CONSIGNE A -> Reproduisez tout le passage de la lettre sur le récit de Borges allant de « Dans ce récit, un » jusqu'à « à mes élèves. ».
CONSIGNE B -> D'après la lettre sur le récit de Borges, que découvre Ryan au sujet de son arrière-grand-père ?
CONSIGNE C -> Reprenez la lettre sur le récit de Borges là où elle s'arrête et poursuivez sa rédaction.

TEXTE FOURNI ->
===============

À Castaño del Robledo, le vendredi 24 août 2018.
Cher Collègue,
Enseignant dans le secondaire, je travaille souvent avec mes élèves sur le récit Tema del traidor y del héroe1, de l’écrivain argentin Jorge Luis Borges.
Dans ce récit, un homme, Ryan, découvre que son arrière-grand-père n’est pas le héros que chacun croit, mais un traître. Ryan décide d’occulter la vérité et publie une biographie à la gloire du « héros ».
Qu’auriez-vous fait à la place de Ryan ? ai-je souvent demandé à mes élèves.
Ils réagissent en général avec impétuosité, ils ne le font pas toujours avec grande cohérence. Certains déclarent d’emblée qu’ils auraient fait comme Ryan. Puis, lorsque je leur demande d’imaginer que leur enseignant est Ryan, ils changent d’avis : un prof ne doit jamais mentir à ses élèves, quand bien même la réputation d’un héros national dût en souffrir. À l’évidence, leurs réponses ne sont pas toujours fondées sur une sur une réflexion approfondie, qu’ils n’ont pas eu, en général, la possibilité de conduire en raison de leur jeune âge.

===============

Items des zones de mise en page:
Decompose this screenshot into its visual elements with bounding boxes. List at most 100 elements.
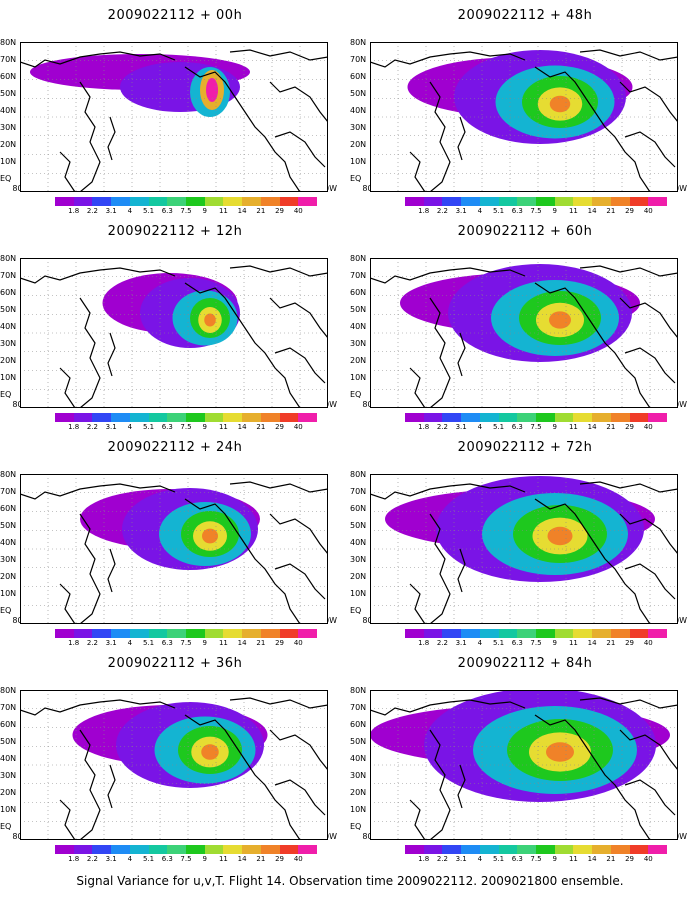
coastline	[269, 513, 328, 555]
latitude-label: 40N	[350, 538, 367, 547]
colorbar-segment	[517, 197, 537, 206]
colorbar	[55, 629, 318, 638]
map-frame	[370, 690, 678, 840]
latitude-label: 60N	[350, 504, 367, 513]
latitude-label: EQ	[0, 390, 12, 399]
coastline	[269, 729, 328, 771]
colorbar-segment	[298, 629, 318, 638]
colorbar-segment	[648, 197, 668, 206]
colorbar-segment	[148, 197, 168, 206]
colorbar-segment	[223, 413, 243, 422]
colorbar-label: 3.1	[455, 207, 467, 215]
colorbar-segment	[442, 197, 462, 206]
colorbar-label: 6.3	[511, 423, 523, 431]
colorbar-label: 29	[625, 423, 635, 431]
latitude-label: 10N	[0, 589, 17, 598]
colorbar-segment	[498, 197, 518, 206]
colorbar-label: 11	[568, 855, 578, 863]
panel-title: 2009022112 + 12h	[107, 224, 243, 239]
colorbar-label: 3.1	[455, 423, 467, 431]
colorbar-segment	[536, 197, 555, 206]
coastline	[457, 116, 466, 161]
latitude-label: 60N	[0, 504, 17, 513]
colorbar-segment	[648, 629, 668, 638]
latitude-label: EQ	[0, 822, 12, 831]
colorbar-segment	[279, 845, 299, 854]
colorbar-segment	[461, 629, 480, 638]
colorbar-label: 1.8	[68, 855, 80, 863]
coastline	[107, 332, 116, 377]
colorbar-segment	[204, 197, 224, 206]
colorbar-label: 6.3	[511, 855, 523, 863]
colorbar-segment	[129, 413, 149, 422]
coastline	[409, 367, 426, 408]
colorbar-segment	[517, 845, 537, 854]
colorbar-segment	[498, 845, 518, 854]
latitude-label: 30N	[350, 555, 367, 564]
latitude-label: 80N	[0, 470, 17, 479]
latitude-label: 50N	[0, 89, 17, 98]
panel-title: 2009022112 + 72h	[457, 440, 593, 455]
coastline	[20, 267, 176, 284]
colorbar-label: 2.2	[86, 639, 98, 647]
colorbar-label: 14	[237, 207, 247, 215]
colorbar-segment	[610, 845, 630, 854]
longitude-label: 60W	[318, 184, 338, 193]
colorbar-segment	[204, 413, 224, 422]
colorbar-label: 11	[218, 423, 228, 431]
figure-caption: Signal Variance for u,v,T. Flight 14. Ob…	[76, 874, 624, 888]
colorbar-label: 9	[202, 423, 207, 431]
colorbar-segment	[610, 629, 630, 638]
coastline	[534, 498, 651, 624]
colorbar-segment	[92, 629, 112, 638]
coastline	[579, 697, 678, 709]
map-panel: 2009022112 + 60h 80N 70N 60N 50N 40N 30N 20N 10N…	[350, 216, 700, 432]
coastline	[370, 483, 526, 500]
latitude-label: 40N	[350, 106, 367, 115]
coastline	[269, 81, 328, 123]
latitude-label: 60N	[0, 288, 17, 297]
colorbar-segment	[148, 845, 168, 854]
coastline	[619, 513, 678, 555]
latitude-label: 40N	[350, 754, 367, 763]
colorbar-segment	[204, 629, 224, 638]
latitude-label: EQ	[0, 174, 12, 183]
colorbar-segment	[536, 413, 555, 422]
coastline	[79, 81, 101, 192]
latitude-label: 20N	[350, 572, 367, 581]
coastline	[619, 81, 678, 123]
coastline	[624, 131, 676, 168]
colorbar-label: 6.3	[161, 855, 173, 863]
colorbar-segment	[55, 197, 74, 206]
colorbar-segment	[55, 845, 74, 854]
variance-contour	[546, 742, 574, 762]
colorbar-label: 3.1	[105, 639, 117, 647]
colorbar-label: 2.2	[86, 423, 98, 431]
colorbar	[405, 197, 668, 206]
colorbar-segment	[92, 413, 112, 422]
colorbar	[405, 413, 668, 422]
latitude-label: 30N	[350, 339, 367, 348]
colorbar-label: 21	[256, 207, 266, 215]
colorbar-label: 11	[218, 639, 228, 647]
variance-map	[370, 258, 678, 408]
colorbar-segment	[111, 197, 130, 206]
colorbar-label: 2.2	[86, 207, 98, 215]
colorbar-label: 5.1	[492, 855, 505, 863]
latitude-label: EQ	[350, 390, 362, 399]
colorbar-label: 40	[293, 423, 303, 431]
coastline	[107, 548, 116, 593]
map-panel: 2009022112 + 84h 80N 70N 60N 50N 40N 30N 20N 10N…	[350, 648, 700, 864]
colorbar-segment	[479, 629, 499, 638]
colorbar	[55, 413, 318, 422]
coastline	[457, 764, 466, 809]
colorbar-label: 3.1	[105, 855, 117, 863]
latitude-label: 20N	[350, 140, 367, 149]
coastline	[274, 347, 326, 384]
colorbar-label: 9	[202, 855, 207, 863]
coastline	[624, 347, 676, 384]
coastline	[184, 498, 301, 624]
colorbar-segment	[223, 629, 243, 638]
variance-map	[370, 690, 678, 840]
colorbar-label: 5.1	[142, 855, 155, 863]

===============

PRODUCTION ATTENDUE A ->
Dans ce récit, un homme, Ryan, découvre que son arrière-grand-père n’est pas le héros que chacun croit, mais un traître. Ryan décide d’occulter la vérité et publie une biographie à la gloire du « héros ».
Qu’auriez-vous fait à la place de Ryan ? ai-je souvent demandé à mes élèves.

PRODUCTION ATTENDUE B -> Il découvre que son arrière-grand-père n'est pas le héros que chacun croit, mais un traître.

PRODUCTION ATTENDUE C ->
Vous dirigez, cher collègue, le pôle « Éthique et environnement » des Écoles militaires Saint-Cyr et vous avez nécessairement mené une réflexion sur le conflit qu’il peut exister entre le devoir de vérité que nous avons à l’égard de la communauté nationale ou de l’humanité et la loyauté ou le devoir d’obéissance hiérarchique. Faut-il sacrifier la vérité à la survie d’un mythe ? La République peut-elle rechercher l’adhésion de la jeunesse à son armée autrement que sur la base de la vérité2 ? Un chef militaire peut-il mentir à ses hommes ?
Le général Schmitt fut, de 1987 à 1991, chef d’état-major des armées. Pendant la guerre d’Algérie, il dirigea le centre de torture de l’école Sarouy3. Que diriez-vous à un jeune saint-cyrien qui se demanderait s’il aurait été du devoir du militaire ou de l’historien d’alerter l’opinion publique sur le passé du chef d’état major des armées ?
Ont-ils bien agit Duval, Prungnaud ou Dunant, qui ont désobéi à Biseseiro pour secourir des civils rwandais que l’on massacrait ? Auraient-ils dû, pour protéger leur supérieurs et la réputation de l’armée française, occulter à la justice ce qu’ils savaient4 ? Auraient-ils dû, au moment des faits, dénoncer sans attendre l’inaction de leur hiérarchie5 ?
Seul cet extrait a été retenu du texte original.